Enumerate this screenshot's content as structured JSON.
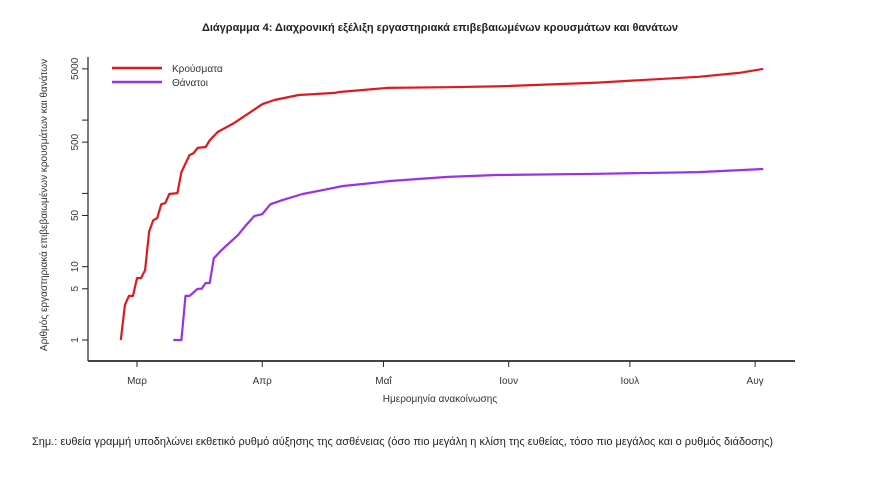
{
  "chart_data": {
    "type": "line",
    "title": "Διάγραμμα 4: Διαχρονική εξέλιξη εργαστηριακά επιβεβαιωμένων κρουσμάτων και θανάτων",
    "xlabel": "Ημερομηνία ανακοίνωσης",
    "ylabel": "Αριθμός εργαστηριακά επιβεβαιωμένων κρουσμάτων και θανάτων",
    "y_scale": "log",
    "ylim": [
      1,
      5000
    ],
    "x_ticks": [
      {
        "date": "2020-03-01",
        "label": "Μαρ"
      },
      {
        "date": "2020-04-01",
        "label": "Απρ"
      },
      {
        "date": "2020-05-01",
        "label": "Μαΐ"
      },
      {
        "date": "2020-06-01",
        "label": "Ιουν"
      },
      {
        "date": "2020-07-01",
        "label": "Ιουλ"
      },
      {
        "date": "2020-08-01",
        "label": "Αυγ"
      }
    ],
    "y_ticks": [
      {
        "value": 1,
        "label": "1"
      },
      {
        "value": 5,
        "label": "5"
      },
      {
        "value": 10,
        "label": "10"
      },
      {
        "value": 50,
        "label": "50"
      },
      {
        "value": 100,
        "label": ""
      },
      {
        "value": 500,
        "label": "500"
      },
      {
        "value": 1000,
        "label": ""
      },
      {
        "value": 5000,
        "label": "5000"
      }
    ],
    "grid": false,
    "legend": "top-left",
    "series": [
      {
        "name": "Κρούσματα",
        "color": "#e0191f",
        "points": [
          [
            "2020-02-26",
            1
          ],
          [
            "2020-02-27",
            3
          ],
          [
            "2020-02-28",
            4
          ],
          [
            "2020-02-29",
            4
          ],
          [
            "2020-03-01",
            7
          ],
          [
            "2020-03-02",
            7
          ],
          [
            "2020-03-03",
            9
          ],
          [
            "2020-03-04",
            30
          ],
          [
            "2020-03-05",
            43
          ],
          [
            "2020-03-06",
            46
          ],
          [
            "2020-03-07",
            71
          ],
          [
            "2020-03-08",
            74
          ],
          [
            "2020-03-09",
            98
          ],
          [
            "2020-03-11",
            101
          ],
          [
            "2020-03-12",
            195
          ],
          [
            "2020-03-14",
            333
          ],
          [
            "2020-03-15",
            355
          ],
          [
            "2020-03-16",
            417
          ],
          [
            "2020-03-18",
            430
          ],
          [
            "2020-03-19",
            530
          ],
          [
            "2020-03-21",
            690
          ],
          [
            "2020-03-25",
            910
          ],
          [
            "2020-03-28",
            1170
          ],
          [
            "2020-04-01",
            1650
          ],
          [
            "2020-04-04",
            1880
          ],
          [
            "2020-04-10",
            2200
          ],
          [
            "2020-04-19",
            2350
          ],
          [
            "2020-04-20",
            2420
          ],
          [
            "2020-05-02",
            2750
          ],
          [
            "2020-05-17",
            2810
          ],
          [
            "2020-05-29",
            2880
          ],
          [
            "2020-06-23",
            3250
          ],
          [
            "2020-07-18",
            3900
          ],
          [
            "2020-07-28",
            4400
          ],
          [
            "2020-08-03",
            5000
          ]
        ]
      },
      {
        "name": "Θάνατοι",
        "color": "#9b30e6",
        "points": [
          [
            "2020-03-10",
            1
          ],
          [
            "2020-03-12",
            1
          ],
          [
            "2020-03-13",
            4
          ],
          [
            "2020-03-14",
            4
          ],
          [
            "2020-03-16",
            5
          ],
          [
            "2020-03-17",
            5
          ],
          [
            "2020-03-18",
            6
          ],
          [
            "2020-03-19",
            6
          ],
          [
            "2020-03-20",
            13
          ],
          [
            "2020-03-22",
            17
          ],
          [
            "2020-03-26",
            27
          ],
          [
            "2020-03-28",
            37
          ],
          [
            "2020-03-30",
            49
          ],
          [
            "2020-04-01",
            52
          ],
          [
            "2020-04-03",
            71
          ],
          [
            "2020-04-06",
            81
          ],
          [
            "2020-04-11",
            98
          ],
          [
            "2020-04-16",
            111
          ],
          [
            "2020-04-21",
            126
          ],
          [
            "2020-04-28",
            138
          ],
          [
            "2020-05-03",
            148
          ],
          [
            "2020-05-17",
            168
          ],
          [
            "2020-05-29",
            178
          ],
          [
            "2020-06-23",
            185
          ],
          [
            "2020-07-18",
            195
          ],
          [
            "2020-08-03",
            215
          ]
        ]
      }
    ]
  },
  "note": "Σημ.: ευθεία γραμμή υποδηλώνει εκθετικό ρυθμό αύξησης της ασθένειας (όσο πιο μεγάλη η κλίση της ευθείας, τόσο πιο μεγάλος και ο ρυθμός διάδοσης)"
}
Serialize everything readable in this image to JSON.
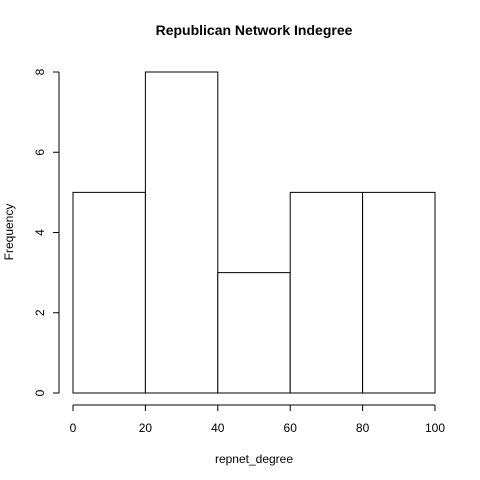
{
  "chart_data": {
    "type": "bar",
    "title": "Republican Network Indegree",
    "xlabel": "repnet_degree",
    "ylabel": "Frequency",
    "bins": [
      {
        "from": 0,
        "to": 20,
        "count": 5
      },
      {
        "from": 20,
        "to": 40,
        "count": 8
      },
      {
        "from": 40,
        "to": 60,
        "count": 3
      },
      {
        "from": 60,
        "to": 80,
        "count": 5
      },
      {
        "from": 80,
        "to": 100,
        "count": 5
      }
    ],
    "xlim": [
      0,
      100
    ],
    "ylim": [
      0,
      8
    ],
    "x_ticks": [
      0,
      20,
      40,
      60,
      80,
      100
    ],
    "y_ticks": [
      0,
      2,
      4,
      6,
      8
    ],
    "grid": false,
    "bar_fill": "#ffffff",
    "bar_stroke": "#000000"
  }
}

▶ Requirement
Identify every line above that includes the word "κρουσμάτων", and show those lines.

▶ The solution
    "title": "Διάγραμμα 4: Διαχρονική εξέλιξη εργαστηριακά επιβεβαιωμένων κρουσμάτων και θανάτων",
    "ylabel": "Αριθμός εργαστηριακά επιβεβαιωμένων κρουσμάτων και θανάτων",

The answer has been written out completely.